-- START OF MATERIAL PROVIDED --

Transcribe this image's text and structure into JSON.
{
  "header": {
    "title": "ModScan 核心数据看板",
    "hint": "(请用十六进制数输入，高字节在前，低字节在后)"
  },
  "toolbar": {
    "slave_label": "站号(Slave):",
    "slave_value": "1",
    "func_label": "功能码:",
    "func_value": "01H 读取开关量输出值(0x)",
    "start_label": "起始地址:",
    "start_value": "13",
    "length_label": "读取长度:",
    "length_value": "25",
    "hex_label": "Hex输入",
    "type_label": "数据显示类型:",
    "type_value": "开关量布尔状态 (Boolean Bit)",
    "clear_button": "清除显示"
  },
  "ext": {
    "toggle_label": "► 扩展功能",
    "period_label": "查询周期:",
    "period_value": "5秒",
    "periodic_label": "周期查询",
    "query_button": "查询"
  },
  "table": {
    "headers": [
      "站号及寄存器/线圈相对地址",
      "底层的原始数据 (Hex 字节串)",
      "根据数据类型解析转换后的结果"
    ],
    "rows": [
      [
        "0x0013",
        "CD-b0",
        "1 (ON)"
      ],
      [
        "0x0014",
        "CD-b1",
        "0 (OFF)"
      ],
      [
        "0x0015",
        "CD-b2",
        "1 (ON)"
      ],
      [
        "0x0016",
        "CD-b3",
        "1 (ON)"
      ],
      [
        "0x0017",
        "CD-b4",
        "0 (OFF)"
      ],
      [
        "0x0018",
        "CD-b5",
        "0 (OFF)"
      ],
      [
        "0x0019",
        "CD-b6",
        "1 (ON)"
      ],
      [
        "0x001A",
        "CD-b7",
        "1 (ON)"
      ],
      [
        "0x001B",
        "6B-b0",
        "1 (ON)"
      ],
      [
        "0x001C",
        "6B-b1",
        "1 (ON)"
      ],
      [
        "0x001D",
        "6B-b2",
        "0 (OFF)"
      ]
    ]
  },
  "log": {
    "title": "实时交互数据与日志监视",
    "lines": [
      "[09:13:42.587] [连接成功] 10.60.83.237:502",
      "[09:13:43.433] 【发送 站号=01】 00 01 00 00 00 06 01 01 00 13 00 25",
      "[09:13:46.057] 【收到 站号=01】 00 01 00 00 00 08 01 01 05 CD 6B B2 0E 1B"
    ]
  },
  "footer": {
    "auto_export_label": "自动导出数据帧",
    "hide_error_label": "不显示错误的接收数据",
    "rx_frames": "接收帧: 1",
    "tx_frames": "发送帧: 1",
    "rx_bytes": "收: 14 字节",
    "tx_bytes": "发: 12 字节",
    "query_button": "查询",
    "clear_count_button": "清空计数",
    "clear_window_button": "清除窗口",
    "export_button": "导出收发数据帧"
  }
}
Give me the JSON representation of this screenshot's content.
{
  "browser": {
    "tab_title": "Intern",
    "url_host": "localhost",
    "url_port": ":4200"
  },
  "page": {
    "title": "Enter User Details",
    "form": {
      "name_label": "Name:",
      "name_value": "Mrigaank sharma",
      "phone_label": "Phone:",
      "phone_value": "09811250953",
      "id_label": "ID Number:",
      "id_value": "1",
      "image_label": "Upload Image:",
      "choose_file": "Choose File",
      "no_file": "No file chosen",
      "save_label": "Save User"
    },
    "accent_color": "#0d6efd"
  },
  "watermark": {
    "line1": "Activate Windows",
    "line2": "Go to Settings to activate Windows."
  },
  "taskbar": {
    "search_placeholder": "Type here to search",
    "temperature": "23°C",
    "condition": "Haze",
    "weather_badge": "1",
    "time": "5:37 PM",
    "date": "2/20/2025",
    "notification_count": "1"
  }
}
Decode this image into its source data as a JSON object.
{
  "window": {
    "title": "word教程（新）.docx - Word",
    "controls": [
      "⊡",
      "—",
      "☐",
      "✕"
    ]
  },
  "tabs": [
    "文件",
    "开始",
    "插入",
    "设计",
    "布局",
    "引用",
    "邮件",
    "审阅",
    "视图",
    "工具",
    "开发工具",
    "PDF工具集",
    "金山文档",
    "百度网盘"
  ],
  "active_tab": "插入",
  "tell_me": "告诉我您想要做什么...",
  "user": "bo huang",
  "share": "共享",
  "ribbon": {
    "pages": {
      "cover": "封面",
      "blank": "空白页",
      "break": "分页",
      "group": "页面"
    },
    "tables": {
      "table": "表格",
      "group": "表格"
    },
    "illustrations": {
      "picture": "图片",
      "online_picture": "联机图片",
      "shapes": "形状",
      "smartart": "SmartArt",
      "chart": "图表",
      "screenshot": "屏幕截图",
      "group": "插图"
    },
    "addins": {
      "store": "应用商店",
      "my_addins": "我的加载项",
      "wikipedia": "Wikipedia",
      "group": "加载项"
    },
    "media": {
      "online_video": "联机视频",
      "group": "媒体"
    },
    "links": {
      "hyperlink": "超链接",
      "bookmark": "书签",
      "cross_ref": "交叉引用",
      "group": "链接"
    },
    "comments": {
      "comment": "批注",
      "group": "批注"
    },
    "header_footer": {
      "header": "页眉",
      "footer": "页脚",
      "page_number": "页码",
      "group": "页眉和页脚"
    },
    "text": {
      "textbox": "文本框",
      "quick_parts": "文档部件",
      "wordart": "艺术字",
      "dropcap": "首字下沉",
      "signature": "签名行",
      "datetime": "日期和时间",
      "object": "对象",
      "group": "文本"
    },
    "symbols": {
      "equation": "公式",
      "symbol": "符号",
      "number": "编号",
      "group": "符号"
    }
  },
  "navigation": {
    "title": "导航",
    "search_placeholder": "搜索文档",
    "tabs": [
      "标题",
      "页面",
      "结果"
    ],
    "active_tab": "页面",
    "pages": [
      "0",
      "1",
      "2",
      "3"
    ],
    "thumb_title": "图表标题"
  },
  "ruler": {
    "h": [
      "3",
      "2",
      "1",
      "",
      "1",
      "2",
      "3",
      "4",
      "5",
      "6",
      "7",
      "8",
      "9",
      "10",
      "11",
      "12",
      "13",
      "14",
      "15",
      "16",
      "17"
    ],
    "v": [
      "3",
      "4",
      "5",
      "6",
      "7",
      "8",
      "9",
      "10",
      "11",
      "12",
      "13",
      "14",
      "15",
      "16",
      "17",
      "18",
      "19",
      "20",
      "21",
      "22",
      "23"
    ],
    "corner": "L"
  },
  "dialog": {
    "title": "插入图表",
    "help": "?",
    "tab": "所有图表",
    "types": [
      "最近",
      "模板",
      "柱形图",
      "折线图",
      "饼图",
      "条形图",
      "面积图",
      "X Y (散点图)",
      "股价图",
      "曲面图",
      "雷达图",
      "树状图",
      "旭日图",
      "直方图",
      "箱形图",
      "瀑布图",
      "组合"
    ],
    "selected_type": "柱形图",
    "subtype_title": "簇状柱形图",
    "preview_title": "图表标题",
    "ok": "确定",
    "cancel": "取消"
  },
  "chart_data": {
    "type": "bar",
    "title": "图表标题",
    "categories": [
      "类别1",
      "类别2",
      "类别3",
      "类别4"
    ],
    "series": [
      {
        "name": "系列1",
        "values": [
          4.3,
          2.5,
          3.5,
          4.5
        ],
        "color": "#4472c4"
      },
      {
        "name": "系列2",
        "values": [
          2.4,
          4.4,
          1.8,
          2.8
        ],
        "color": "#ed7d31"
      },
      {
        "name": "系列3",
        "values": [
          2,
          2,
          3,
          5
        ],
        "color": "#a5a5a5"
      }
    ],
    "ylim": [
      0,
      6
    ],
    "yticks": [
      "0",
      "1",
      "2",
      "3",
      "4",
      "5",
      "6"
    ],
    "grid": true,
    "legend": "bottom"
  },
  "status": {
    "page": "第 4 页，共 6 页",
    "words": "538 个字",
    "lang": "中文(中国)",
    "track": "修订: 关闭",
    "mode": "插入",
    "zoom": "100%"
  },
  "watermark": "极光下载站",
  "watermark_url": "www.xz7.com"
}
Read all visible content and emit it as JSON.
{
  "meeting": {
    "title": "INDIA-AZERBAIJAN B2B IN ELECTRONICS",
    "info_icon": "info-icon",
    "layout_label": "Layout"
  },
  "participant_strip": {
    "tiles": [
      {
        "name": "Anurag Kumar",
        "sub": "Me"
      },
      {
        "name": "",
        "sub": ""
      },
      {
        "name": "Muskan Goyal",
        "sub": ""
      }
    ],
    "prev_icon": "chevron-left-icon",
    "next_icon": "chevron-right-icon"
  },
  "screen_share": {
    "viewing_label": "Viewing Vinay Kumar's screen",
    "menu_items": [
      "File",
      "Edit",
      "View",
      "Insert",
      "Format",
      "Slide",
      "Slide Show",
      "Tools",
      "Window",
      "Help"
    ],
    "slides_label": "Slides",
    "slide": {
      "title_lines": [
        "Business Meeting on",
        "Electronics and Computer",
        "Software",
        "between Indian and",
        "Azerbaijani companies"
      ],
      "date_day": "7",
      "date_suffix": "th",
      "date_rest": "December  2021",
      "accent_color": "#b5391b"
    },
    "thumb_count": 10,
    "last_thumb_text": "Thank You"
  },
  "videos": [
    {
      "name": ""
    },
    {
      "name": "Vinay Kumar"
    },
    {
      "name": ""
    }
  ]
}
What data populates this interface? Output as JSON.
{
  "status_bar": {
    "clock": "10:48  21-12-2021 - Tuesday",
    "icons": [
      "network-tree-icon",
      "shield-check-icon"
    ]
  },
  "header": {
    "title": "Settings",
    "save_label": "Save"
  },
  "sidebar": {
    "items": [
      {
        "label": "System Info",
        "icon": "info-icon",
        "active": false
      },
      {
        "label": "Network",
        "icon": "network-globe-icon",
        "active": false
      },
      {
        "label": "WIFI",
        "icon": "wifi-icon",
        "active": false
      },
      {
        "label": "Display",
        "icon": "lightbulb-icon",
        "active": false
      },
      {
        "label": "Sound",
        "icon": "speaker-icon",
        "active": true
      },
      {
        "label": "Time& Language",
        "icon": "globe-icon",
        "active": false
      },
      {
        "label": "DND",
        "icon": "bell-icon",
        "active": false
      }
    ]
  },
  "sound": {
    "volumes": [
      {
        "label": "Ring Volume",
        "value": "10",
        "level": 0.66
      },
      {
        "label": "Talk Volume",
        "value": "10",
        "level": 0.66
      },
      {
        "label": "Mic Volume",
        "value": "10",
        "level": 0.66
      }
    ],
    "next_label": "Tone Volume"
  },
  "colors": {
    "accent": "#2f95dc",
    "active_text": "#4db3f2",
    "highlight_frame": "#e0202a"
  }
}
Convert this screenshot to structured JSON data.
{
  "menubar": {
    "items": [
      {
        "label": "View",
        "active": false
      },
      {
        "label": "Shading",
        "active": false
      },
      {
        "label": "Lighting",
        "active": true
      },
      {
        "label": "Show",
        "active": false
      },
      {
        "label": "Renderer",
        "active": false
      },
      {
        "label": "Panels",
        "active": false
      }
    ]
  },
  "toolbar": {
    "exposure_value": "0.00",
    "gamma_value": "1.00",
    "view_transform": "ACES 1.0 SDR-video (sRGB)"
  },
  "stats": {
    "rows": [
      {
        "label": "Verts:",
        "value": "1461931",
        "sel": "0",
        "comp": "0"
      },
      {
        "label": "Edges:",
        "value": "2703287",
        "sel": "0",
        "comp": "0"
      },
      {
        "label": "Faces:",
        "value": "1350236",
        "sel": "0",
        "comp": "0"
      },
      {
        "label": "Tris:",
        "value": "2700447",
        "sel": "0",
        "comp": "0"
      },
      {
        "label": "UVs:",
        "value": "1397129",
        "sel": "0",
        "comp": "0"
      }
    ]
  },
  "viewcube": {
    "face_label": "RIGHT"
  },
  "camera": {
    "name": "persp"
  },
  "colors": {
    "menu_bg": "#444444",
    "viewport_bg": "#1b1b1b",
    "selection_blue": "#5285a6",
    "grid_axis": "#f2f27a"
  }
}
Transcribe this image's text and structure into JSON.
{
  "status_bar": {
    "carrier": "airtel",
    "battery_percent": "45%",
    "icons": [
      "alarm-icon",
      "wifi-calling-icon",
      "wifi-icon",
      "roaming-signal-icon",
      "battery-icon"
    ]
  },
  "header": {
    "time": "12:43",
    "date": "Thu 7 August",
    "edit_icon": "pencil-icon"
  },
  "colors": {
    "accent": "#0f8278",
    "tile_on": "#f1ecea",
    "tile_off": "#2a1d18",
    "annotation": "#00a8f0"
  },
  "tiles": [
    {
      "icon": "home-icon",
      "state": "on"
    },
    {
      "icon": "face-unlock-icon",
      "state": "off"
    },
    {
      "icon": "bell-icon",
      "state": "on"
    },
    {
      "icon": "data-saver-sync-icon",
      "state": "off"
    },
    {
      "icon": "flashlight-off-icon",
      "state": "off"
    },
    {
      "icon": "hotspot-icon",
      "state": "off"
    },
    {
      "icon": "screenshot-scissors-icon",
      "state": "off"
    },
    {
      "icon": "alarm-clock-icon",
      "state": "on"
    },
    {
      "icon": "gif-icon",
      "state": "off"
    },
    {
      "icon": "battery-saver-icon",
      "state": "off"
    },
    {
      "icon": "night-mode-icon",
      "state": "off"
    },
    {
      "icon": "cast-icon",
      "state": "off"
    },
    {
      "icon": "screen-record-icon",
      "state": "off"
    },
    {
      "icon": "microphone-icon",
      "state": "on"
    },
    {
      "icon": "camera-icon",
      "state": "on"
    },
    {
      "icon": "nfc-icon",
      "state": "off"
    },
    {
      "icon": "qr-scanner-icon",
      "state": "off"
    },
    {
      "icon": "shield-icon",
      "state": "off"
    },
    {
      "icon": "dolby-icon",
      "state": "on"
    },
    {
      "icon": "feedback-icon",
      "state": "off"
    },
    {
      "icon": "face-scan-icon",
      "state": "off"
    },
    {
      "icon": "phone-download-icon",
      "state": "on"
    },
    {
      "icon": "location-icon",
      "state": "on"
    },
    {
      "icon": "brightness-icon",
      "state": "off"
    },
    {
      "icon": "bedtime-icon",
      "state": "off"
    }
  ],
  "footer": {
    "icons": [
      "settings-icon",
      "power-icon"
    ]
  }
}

-- END OF MATERIAL PROVIDED --

### TASK TO COMPLETE
Using the data above, copy each line that contains "screenshot".

### WRITTEN ANSWER
Give me the JSON representation of this screenshot's content.
      "screenshot": "屏幕截图",
Convert this screenshot to structured JSON data.
      "icon": "screenshot-scissors-icon",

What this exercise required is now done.